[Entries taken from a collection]
════

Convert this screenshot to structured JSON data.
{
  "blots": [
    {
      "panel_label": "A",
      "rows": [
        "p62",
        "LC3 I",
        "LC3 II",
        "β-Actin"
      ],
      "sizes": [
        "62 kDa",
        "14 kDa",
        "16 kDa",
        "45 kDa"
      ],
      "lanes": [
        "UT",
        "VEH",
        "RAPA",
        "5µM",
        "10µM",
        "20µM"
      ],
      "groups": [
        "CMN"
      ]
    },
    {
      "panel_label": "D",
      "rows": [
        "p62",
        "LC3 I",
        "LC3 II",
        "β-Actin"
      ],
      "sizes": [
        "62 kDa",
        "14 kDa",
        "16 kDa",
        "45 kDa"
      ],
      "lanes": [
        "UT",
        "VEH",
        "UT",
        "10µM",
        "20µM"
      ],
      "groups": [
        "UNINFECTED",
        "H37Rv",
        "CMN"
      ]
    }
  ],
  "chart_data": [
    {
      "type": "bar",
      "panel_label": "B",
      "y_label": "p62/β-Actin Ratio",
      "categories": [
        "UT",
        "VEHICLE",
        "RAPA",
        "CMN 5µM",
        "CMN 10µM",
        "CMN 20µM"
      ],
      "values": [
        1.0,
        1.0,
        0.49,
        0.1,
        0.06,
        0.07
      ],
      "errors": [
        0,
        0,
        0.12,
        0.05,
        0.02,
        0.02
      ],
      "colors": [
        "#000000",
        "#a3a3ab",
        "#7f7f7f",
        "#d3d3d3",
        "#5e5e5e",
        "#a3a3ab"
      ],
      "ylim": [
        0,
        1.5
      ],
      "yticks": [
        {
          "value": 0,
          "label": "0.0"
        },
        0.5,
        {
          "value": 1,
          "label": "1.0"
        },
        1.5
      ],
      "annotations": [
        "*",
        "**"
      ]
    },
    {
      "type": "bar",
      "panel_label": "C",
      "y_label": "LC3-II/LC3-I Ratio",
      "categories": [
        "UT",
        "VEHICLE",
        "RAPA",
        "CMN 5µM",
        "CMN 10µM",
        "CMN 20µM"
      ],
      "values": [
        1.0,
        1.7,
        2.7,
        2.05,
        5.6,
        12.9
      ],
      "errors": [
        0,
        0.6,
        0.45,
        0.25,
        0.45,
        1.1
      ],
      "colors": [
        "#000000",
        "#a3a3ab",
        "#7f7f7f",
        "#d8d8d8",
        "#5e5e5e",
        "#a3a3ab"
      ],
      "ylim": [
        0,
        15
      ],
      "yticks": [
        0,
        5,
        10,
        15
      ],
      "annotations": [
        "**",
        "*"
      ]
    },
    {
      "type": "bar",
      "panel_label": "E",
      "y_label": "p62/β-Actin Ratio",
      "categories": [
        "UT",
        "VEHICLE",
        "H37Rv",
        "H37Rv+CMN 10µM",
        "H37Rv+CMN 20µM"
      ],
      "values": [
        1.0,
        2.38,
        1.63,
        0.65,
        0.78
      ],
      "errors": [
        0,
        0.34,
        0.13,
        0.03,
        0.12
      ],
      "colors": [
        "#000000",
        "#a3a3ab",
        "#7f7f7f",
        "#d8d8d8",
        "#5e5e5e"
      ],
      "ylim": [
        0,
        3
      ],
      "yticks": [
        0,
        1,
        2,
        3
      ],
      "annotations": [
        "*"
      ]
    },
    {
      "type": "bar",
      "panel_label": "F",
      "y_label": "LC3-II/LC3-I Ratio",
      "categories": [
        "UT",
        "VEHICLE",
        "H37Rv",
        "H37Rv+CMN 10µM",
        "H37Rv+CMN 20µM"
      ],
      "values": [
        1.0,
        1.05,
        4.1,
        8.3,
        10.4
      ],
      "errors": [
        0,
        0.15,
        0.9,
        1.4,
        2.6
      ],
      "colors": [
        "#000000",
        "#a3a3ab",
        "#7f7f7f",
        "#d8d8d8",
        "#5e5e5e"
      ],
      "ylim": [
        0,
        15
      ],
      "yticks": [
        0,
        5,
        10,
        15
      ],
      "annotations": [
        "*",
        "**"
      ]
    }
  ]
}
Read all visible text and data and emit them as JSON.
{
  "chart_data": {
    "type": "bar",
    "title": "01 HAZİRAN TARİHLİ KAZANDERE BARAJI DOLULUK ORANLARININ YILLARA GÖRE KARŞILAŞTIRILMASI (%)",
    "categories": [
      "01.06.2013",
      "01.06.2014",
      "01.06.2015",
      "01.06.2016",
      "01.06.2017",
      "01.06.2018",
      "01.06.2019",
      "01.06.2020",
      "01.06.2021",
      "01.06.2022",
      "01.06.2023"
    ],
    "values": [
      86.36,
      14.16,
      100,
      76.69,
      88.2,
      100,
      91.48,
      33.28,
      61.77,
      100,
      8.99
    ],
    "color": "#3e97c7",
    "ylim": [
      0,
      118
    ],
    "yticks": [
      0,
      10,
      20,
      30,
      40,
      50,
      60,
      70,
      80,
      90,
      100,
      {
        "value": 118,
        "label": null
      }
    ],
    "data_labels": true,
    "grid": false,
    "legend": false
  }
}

════

| REQUEST |
Retype all of the entries precisely as they are.

| COMPLETE OUTPUT |
Convert this screenshot to structured JSON data.
{
  "blots": [
    {
      "panel_label": "A",
      "rows": [
        "p62",
        "LC3 I",
        "LC3 II",
        "β-Actin"
      ],
      "sizes": [
        "62 kDa",
        "14 kDa",
        "16 kDa",
        "45 kDa"
      ],
      "lanes": [
        "UT",
        "VEH",
        "RAPA",
        "5µM",
        "10µM",
        "20µM"
      ],
      "groups": [
        "CMN"
      ]
    },
    {
      "panel_label": "D",
      "rows": [
        "p62",
        "LC3 I",
        "LC3 II",
        "β-Actin"
      ],
      "sizes": [
        "62 kDa",
        "14 kDa",
        "16 kDa",
        "45 kDa"
      ],
      "lanes": [
        "UT",
        "VEH",
        "UT",
        "10µM",
        "20µM"
      ],
      "groups": [
        "UNINFECTED",
        "H37Rv",
        "CMN"
      ]
    }
  ],
  "chart_data": [
    {
      "type": "bar",
      "panel_label": "B",
      "y_label": "p62/β-Actin Ratio",
      "categories": [
        "UT",
        "VEHICLE",
        "RAPA",
        "CMN 5µM",
        "CMN 10µM",
        "CMN 20µM"
      ],
      "values": [
        1.0,
        1.0,
        0.49,
        0.1,
        0.06,
        0.07
      ],
      "errors": [
        0,
        0,
        0.12,
        0.05,
        0.02,
        0.02
      ],
      "colors": [
        "#000000",
        "#a3a3ab",
        "#7f7f7f",
        "#d3d3d3",
        "#5e5e5e",
        "#a3a3ab"
      ],
      "ylim": [
        0,
        1.5
      ],
      "yticks": [
        {
          "value": 0,
          "label": "0.0"
        },
        0.5,
        {
          "value": 1,
          "label": "1.0"
        },
        1.5
      ],
      "annotations": [
        "*",
        "**"
      ]
    },
    {
      "type": "bar",
      "panel_label": "C",
      "y_label": "LC3-II/LC3-I Ratio",
      "categories": [
        "UT",
        "VEHICLE",
        "RAPA",
        "CMN 5µM",
        "CMN 10µM",
        "CMN 20µM"
      ],
      "values": [
        1.0,
        1.7,
        2.7,
        2.05,
        5.6,
        12.9
      ],
      "errors": [
        0,
        0.6,
        0.45,
        0.25,
        0.45,
        1.1
      ],
      "colors": [
        "#000000",
        "#a3a3ab",
        "#7f7f7f",
        "#d8d8d8",
        "#5e5e5e",
        "#a3a3ab"
      ],
      "ylim": [
        0,
        15
      ],
      "yticks": [
        0,
        5,
        10,
        15
      ],
      "annotations": [
        "**",
        "*"
      ]
    },
    {
      "type": "bar",
      "panel_label": "E",
      "y_label": "p62/β-Actin Ratio",
      "categories": [
        "UT",
        "VEHICLE",
        "H37Rv",
        "H37Rv+CMN 10µM",
        "H37Rv+CMN 20µM"
      ],
      "values": [
        1.0,
        2.38,
        1.63,
        0.65,
        0.78
      ],
      "errors": [
        0,
        0.34,
        0.13,
        0.03,
        0.12
      ],
      "colors": [
        "#000000",
        "#a3a3ab",
        "#7f7f7f",
        "#d8d8d8",
        "#5e5e5e"
      ],
      "ylim": [
        0,
        3
      ],
      "yticks": [
        0,
        1,
        2,
        3
      ],
      "annotations": [
        "*"
      ]
    },
    {
      "type": "bar",
      "panel_label": "F",
      "y_label": "LC3-II/LC3-I Ratio",
      "categories": [
        "UT",
        "VEHICLE",
        "H37Rv",
        "H37Rv+CMN 10µM",
        "H37Rv+CMN 20µM"
      ],
      "values": [
        1.0,
        1.05,
        4.1,
        8.3,
        10.4
      ],
      "errors": [
        0,
        0.15,
        0.9,
        1.4,
        2.6
      ],
      "colors": [
        "#000000",
        "#a3a3ab",
        "#7f7f7f",
        "#d8d8d8",
        "#5e5e5e"
      ],
      "ylim": [
        0,
        15
      ],
      "yticks": [
        0,
        5,
        10,
        15
      ],
      "annotations": [
        "*",
        "**"
      ]
    }
  ]
}
Read all visible text and data and emit them as JSON.
{
  "chart_data": {
    "type": "bar",
    "title": "01 HAZİRAN TARİHLİ KAZANDERE BARAJI DOLULUK ORANLARININ YILLARA GÖRE KARŞILAŞTIRILMASI (%)",
    "categories": [
      "01.06.2013",
      "01.06.2014",
      "01.06.2015",
      "01.06.2016",
      "01.06.2017",
      "01.06.2018",
      "01.06.2019",
      "01.06.2020",
      "01.06.2021",
      "01.06.2022",
      "01.06.2023"
    ],
    "values": [
      86.36,
      14.16,
      100,
      76.69,
      88.2,
      100,
      91.48,
      33.28,
      61.77,
      100,
      8.99
    ],
    "color": "#3e97c7",
    "ylim": [
      0,
      118
    ],
    "yticks": [
      0,
      10,
      20,
      30,
      40,
      50,
      60,
      70,
      80,
      90,
      100,
      {
        "value": 118,
        "label": null
      }
    ],
    "data_labels": true,
    "grid": false,
    "legend": false
  }
}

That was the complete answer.